THE EXERCISE -> Identify all lines in the listing that include the word "type", and copy them out.

──────── PROVIDED ENTRIES ────────

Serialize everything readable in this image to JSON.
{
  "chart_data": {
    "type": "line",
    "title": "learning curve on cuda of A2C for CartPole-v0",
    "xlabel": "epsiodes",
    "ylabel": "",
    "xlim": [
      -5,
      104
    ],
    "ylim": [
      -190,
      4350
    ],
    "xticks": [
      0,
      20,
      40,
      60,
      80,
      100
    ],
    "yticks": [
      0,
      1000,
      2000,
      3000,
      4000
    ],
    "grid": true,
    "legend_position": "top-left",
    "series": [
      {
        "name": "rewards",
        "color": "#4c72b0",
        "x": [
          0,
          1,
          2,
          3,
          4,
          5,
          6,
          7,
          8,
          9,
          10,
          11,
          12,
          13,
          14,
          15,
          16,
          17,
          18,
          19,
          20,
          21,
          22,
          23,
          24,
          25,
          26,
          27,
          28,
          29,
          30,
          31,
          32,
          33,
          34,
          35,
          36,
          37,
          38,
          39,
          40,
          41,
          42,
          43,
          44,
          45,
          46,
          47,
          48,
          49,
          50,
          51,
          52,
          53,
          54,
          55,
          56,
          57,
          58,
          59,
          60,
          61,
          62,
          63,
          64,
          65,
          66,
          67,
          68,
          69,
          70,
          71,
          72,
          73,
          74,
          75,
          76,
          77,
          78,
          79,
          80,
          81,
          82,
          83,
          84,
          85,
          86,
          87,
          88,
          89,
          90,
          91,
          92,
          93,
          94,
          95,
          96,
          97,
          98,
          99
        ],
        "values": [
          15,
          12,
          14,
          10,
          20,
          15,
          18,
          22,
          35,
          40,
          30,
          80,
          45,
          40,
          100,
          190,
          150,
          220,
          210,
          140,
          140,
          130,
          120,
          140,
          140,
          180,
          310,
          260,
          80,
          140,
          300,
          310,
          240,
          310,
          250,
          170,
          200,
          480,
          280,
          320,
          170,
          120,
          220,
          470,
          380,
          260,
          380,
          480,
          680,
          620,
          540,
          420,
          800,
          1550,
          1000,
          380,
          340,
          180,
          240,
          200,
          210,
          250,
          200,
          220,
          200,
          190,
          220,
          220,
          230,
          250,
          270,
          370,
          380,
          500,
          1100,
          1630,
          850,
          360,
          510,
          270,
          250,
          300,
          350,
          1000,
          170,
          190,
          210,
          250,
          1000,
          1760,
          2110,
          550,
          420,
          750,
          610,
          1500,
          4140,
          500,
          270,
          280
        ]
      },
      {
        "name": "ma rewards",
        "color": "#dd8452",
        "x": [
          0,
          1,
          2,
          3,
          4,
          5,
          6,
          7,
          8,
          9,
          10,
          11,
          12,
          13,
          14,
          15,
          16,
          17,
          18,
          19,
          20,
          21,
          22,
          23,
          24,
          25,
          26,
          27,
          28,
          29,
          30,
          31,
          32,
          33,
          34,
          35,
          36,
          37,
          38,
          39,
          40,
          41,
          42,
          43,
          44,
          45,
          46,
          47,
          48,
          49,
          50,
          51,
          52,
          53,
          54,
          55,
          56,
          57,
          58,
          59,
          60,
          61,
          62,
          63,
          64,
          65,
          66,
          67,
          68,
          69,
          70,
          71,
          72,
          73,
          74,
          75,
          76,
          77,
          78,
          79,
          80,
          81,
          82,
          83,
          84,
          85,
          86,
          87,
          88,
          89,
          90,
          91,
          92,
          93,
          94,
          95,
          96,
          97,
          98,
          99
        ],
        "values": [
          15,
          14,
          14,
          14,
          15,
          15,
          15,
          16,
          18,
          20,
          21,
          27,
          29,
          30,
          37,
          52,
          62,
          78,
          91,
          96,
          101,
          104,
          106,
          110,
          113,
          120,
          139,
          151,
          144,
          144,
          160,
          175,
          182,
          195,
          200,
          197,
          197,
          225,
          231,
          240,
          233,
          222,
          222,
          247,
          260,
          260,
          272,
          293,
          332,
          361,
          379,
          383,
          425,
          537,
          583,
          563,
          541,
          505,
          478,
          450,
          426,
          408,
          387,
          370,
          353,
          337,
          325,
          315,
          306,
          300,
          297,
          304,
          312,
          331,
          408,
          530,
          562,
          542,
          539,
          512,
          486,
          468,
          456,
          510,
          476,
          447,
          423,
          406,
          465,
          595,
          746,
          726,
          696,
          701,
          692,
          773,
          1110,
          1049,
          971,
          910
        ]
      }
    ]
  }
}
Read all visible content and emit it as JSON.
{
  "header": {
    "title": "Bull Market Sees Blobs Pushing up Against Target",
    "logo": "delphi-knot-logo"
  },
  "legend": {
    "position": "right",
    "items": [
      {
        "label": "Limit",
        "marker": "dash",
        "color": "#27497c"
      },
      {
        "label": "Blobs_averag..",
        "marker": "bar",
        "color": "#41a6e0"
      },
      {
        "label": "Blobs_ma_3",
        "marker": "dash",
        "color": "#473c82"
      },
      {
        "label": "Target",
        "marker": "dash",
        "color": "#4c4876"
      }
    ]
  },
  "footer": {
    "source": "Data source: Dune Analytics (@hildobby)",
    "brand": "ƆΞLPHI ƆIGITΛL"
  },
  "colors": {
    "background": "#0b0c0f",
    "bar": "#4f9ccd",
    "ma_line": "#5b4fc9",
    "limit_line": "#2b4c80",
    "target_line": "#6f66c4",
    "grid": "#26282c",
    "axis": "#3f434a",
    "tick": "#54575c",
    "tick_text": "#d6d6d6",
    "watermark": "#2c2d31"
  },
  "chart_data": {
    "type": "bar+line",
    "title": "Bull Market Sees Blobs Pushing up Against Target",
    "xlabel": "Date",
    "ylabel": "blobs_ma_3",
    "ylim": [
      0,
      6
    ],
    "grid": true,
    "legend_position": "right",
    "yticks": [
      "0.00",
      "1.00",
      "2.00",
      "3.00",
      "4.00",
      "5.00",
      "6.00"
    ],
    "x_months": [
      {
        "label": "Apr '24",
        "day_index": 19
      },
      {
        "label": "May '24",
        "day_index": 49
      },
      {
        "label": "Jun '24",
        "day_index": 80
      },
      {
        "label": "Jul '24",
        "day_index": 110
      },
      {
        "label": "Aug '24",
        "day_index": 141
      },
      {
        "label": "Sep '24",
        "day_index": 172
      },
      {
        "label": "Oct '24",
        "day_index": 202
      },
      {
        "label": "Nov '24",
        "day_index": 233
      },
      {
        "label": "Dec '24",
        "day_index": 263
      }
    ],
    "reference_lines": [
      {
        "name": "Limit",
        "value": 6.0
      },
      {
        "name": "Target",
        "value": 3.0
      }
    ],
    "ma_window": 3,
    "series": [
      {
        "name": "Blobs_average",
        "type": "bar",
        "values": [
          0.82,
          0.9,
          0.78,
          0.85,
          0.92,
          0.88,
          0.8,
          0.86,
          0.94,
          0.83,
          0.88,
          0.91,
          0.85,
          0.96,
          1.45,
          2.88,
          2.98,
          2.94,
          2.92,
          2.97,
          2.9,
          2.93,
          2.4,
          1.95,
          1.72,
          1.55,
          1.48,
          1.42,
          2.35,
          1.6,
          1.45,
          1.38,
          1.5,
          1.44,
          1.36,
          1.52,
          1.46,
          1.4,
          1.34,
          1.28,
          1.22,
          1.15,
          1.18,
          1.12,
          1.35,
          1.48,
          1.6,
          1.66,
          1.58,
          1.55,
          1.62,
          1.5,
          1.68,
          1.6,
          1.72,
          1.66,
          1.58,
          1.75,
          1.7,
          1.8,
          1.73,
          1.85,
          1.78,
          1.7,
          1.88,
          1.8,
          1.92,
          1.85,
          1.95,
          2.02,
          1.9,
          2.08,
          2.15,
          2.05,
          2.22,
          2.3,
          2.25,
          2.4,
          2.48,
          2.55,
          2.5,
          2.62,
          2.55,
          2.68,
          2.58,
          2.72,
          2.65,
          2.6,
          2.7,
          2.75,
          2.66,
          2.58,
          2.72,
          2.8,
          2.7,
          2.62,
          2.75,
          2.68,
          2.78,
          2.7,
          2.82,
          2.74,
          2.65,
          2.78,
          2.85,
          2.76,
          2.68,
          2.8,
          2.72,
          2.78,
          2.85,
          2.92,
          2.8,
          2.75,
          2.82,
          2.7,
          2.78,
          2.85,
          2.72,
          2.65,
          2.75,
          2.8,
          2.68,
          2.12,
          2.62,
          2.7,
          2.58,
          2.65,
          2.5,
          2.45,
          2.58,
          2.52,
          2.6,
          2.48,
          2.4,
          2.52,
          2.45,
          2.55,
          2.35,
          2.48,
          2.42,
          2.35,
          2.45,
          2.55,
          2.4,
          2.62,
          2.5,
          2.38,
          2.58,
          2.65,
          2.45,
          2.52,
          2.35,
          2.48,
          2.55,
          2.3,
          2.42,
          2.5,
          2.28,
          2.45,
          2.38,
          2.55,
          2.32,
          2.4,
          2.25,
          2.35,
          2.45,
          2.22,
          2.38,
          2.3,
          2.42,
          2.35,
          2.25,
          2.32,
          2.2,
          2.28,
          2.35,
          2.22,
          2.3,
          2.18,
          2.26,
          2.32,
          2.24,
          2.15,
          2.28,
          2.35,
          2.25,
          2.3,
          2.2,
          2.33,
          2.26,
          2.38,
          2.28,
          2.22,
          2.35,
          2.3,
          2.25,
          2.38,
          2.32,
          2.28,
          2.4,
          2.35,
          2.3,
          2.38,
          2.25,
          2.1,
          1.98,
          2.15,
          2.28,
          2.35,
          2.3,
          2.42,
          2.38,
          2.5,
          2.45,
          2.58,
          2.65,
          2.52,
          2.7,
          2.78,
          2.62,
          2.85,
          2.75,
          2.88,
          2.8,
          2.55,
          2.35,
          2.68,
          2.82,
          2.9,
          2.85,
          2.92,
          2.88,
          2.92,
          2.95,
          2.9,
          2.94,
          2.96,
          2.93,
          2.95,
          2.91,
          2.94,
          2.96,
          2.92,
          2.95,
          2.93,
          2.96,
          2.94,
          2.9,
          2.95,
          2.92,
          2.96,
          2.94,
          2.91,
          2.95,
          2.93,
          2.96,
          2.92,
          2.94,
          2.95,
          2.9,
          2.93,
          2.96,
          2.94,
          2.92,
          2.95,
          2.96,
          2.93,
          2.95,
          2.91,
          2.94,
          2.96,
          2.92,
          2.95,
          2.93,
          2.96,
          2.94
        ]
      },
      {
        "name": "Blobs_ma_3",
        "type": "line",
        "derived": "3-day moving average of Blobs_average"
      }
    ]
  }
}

────────

TASK ANSWER ->
    "type": "line",
    "type": "bar+line",
        "type": "bar",
        "type": "line",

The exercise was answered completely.